- _Exercise task_:
Transcribe the material below exactly as it appears.

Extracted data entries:

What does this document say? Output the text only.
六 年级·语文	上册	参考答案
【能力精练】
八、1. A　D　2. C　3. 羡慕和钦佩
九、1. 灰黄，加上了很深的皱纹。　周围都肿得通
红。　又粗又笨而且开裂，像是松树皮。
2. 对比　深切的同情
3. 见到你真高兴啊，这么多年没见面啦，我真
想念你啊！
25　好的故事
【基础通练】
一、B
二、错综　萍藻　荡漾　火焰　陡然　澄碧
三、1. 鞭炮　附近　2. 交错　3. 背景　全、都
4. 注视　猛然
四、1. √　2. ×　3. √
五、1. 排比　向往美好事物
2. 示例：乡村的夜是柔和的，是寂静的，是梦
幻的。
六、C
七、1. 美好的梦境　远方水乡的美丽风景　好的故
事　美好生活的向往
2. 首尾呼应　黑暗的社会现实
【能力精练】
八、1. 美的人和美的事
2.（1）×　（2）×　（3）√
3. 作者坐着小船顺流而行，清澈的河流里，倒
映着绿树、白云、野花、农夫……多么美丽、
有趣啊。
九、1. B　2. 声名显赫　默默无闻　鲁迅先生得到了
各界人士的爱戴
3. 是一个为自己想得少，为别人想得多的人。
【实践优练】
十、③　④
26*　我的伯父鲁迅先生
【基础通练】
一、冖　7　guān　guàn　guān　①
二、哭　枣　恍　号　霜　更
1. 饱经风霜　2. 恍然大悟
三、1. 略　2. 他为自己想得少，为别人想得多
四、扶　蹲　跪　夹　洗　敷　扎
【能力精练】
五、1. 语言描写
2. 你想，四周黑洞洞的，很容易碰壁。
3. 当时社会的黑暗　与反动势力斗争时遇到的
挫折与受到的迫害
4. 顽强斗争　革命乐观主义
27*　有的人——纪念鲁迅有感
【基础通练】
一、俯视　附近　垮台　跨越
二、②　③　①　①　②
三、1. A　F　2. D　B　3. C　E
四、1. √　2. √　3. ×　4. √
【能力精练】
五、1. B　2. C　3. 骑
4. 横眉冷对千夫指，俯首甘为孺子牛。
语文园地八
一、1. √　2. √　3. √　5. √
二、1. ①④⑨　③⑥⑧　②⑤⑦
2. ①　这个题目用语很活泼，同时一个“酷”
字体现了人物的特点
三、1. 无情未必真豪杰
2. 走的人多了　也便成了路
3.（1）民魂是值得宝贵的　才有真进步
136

- _Answer to this problem_:
What does this document say? Output the text only.
六 年级·语文	上册	参考答案
【能力精练】
八、1. A　D　2. C　3. 羡慕和钦佩
九、1. 灰黄，加上了很深的皱纹。　周围都肿得通
红。　又粗又笨而且开裂，像是松树皮。
2. 对比　深切的同情
3. 见到你真高兴啊，这么多年没见面啦，我真
想念你啊！
25　好的故事
【基础通练】
一、B
二、错综　萍藻　荡漾　火焰　陡然　澄碧
三、1. 鞭炮　附近　2. 交错　3. 背景　全、都
4. 注视　猛然
四、1. √　2. ×　3. √
五、1. 排比　向往美好事物
2. 示例：乡村的夜是柔和的，是寂静的，是梦
幻的。
六、C
七、1. 美好的梦境　远方水乡的美丽风景　好的故
事　美好生活的向往
2. 首尾呼应　黑暗的社会现实
【能力精练】
八、1. 美的人和美的事
2.（1）×　（2）×　（3）√
3. 作者坐着小船顺流而行，清澈的河流里，倒
映着绿树、白云、野花、农夫……多么美丽、
有趣啊。
九、1. B　2. 声名显赫　默默无闻　鲁迅先生得到了
各界人士的爱戴
3. 是一个为自己想得少，为别人想得多的人。
【实践优练】
十、③　④
26*　我的伯父鲁迅先生
【基础通练】
一、冖　7　guān　guàn　guān　①
二、哭　枣　恍　号　霜　更
1. 饱经风霜　2. 恍然大悟
三、1. 略　2. 他为自己想得少，为别人想得多
四、扶　蹲　跪　夹　洗　敷　扎
【能力精练】
五、1. 语言描写
2. 你想，四周黑洞洞的，很容易碰壁。
3. 当时社会的黑暗　与反动势力斗争时遇到的
挫折与受到的迫害
4. 顽强斗争　革命乐观主义
27*　有的人——纪念鲁迅有感
【基础通练】
一、俯视　附近　垮台　跨越
二、②　③　①　①　②
三、1. A　F　2. D　B　3. C　E
四、1. √　2. √　3. ×　4. √
【能力精练】
五、1. B　2. C　3. 骑
4. 横眉冷对千夫指，俯首甘为孺子牛。
语文园地八
一、1. √　2. √　3. √　5. √
二、1. ①④⑨　③⑥⑧　②⑤⑦
2. ①　这个题目用语很活泼，同时一个“酷”
字体现了人物的特点
三、1. 无情未必真豪杰
2. 走的人多了　也便成了路
3.（1）民魂是值得宝贵的　才有真进步
136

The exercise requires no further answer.